# Start of INPUT ROWS
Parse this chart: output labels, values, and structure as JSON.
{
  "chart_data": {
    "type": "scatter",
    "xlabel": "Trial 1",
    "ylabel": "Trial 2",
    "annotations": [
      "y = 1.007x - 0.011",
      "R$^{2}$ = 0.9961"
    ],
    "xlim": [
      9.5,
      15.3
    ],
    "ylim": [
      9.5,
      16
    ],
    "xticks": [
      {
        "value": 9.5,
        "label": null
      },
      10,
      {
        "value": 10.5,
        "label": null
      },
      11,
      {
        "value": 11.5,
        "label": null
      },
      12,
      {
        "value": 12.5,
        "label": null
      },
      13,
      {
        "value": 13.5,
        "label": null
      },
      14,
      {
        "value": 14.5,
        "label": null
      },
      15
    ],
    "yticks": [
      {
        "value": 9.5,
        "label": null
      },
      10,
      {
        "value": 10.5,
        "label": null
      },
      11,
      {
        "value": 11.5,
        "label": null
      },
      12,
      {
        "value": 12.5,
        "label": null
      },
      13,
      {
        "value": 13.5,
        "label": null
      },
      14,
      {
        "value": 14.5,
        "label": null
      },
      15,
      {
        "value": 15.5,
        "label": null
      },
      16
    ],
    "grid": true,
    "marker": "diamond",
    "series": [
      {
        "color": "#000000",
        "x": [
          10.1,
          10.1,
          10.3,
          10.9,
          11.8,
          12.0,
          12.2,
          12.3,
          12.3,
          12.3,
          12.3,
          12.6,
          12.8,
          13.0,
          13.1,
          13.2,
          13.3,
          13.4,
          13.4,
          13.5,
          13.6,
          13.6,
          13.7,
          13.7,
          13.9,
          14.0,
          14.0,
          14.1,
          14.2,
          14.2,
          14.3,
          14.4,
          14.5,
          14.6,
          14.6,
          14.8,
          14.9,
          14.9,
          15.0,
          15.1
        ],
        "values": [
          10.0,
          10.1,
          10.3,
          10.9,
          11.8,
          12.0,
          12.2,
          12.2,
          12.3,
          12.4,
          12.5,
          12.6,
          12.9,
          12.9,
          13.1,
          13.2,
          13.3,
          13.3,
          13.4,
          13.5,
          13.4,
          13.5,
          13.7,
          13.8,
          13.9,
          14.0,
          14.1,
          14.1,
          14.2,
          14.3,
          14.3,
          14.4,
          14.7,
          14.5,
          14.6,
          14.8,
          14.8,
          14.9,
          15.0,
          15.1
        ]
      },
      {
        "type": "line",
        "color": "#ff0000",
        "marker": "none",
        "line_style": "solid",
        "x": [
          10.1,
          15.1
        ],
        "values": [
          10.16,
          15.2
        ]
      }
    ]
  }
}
# End of INPUT ROWS
**REQUIRED TASK**.
Please restate the data word for word, every record included.

**RESPONSE FOR THIS EXERCISE**.
Parse this chart: output labels, values, and structure as JSON.
{
  "chart_data": {
    "type": "scatter",
    "xlabel": "Trial 1",
    "ylabel": "Trial 2",
    "annotations": [
      "y = 1.007x - 0.011",
      "R$^{2}$ = 0.9961"
    ],
    "xlim": [
      9.5,
      15.3
    ],
    "ylim": [
      9.5,
      16
    ],
    "xticks": [
      {
        "value": 9.5,
        "label": null
      },
      10,
      {
        "value": 10.5,
        "label": null
      },
      11,
      {
        "value": 11.5,
        "label": null
      },
      12,
      {
        "value": 12.5,
        "label": null
      },
      13,
      {
        "value": 13.5,
        "label": null
      },
      14,
      {
        "value": 14.5,
        "label": null
      },
      15
    ],
    "yticks": [
      {
        "value": 9.5,
        "label": null
      },
      10,
      {
        "value": 10.5,
        "label": null
      },
      11,
      {
        "value": 11.5,
        "label": null
      },
      12,
      {
        "value": 12.5,
        "label": null
      },
      13,
      {
        "value": 13.5,
        "label": null
      },
      14,
      {
        "value": 14.5,
        "label": null
      },
      15,
      {
        "value": 15.5,
        "label": null
      },
      16
    ],
    "grid": true,
    "marker": "diamond",
    "series": [
      {
        "color": "#000000",
        "x": [
          10.1,
          10.1,
          10.3,
          10.9,
          11.8,
          12.0,
          12.2,
          12.3,
          12.3,
          12.3,
          12.3,
          12.6,
          12.8,
          13.0,
          13.1,
          13.2,
          13.3,
          13.4,
          13.4,
          13.5,
          13.6,
          13.6,
          13.7,
          13.7,
          13.9,
          14.0,
          14.0,
          14.1,
          14.2,
          14.2,
          14.3,
          14.4,
          14.5,
          14.6,
          14.6,
          14.8,
          14.9,
          14.9,
          15.0,
          15.1
        ],
        "values": [
          10.0,
          10.1,
          10.3,
          10.9,
          11.8,
          12.0,
          12.2,
          12.2,
          12.3,
          12.4,
          12.5,
          12.6,
          12.9,
          12.9,
          13.1,
          13.2,
          13.3,
          13.3,
          13.4,
          13.5,
          13.4,
          13.5,
          13.7,
          13.8,
          13.9,
          14.0,
          14.1,
          14.1,
          14.2,
          14.3,
          14.3,
          14.4,
          14.7,
          14.5,
          14.6,
          14.8,
          14.8,
          14.9,
          15.0,
          15.1
        ]
      },
      {
        "type": "line",
        "color": "#ff0000",
        "marker": "none",
        "line_style": "solid",
        "x": [
          10.1,
          15.1
        ],
        "values": [
          10.16,
          15.2
        ]
      }
    ]
  }
}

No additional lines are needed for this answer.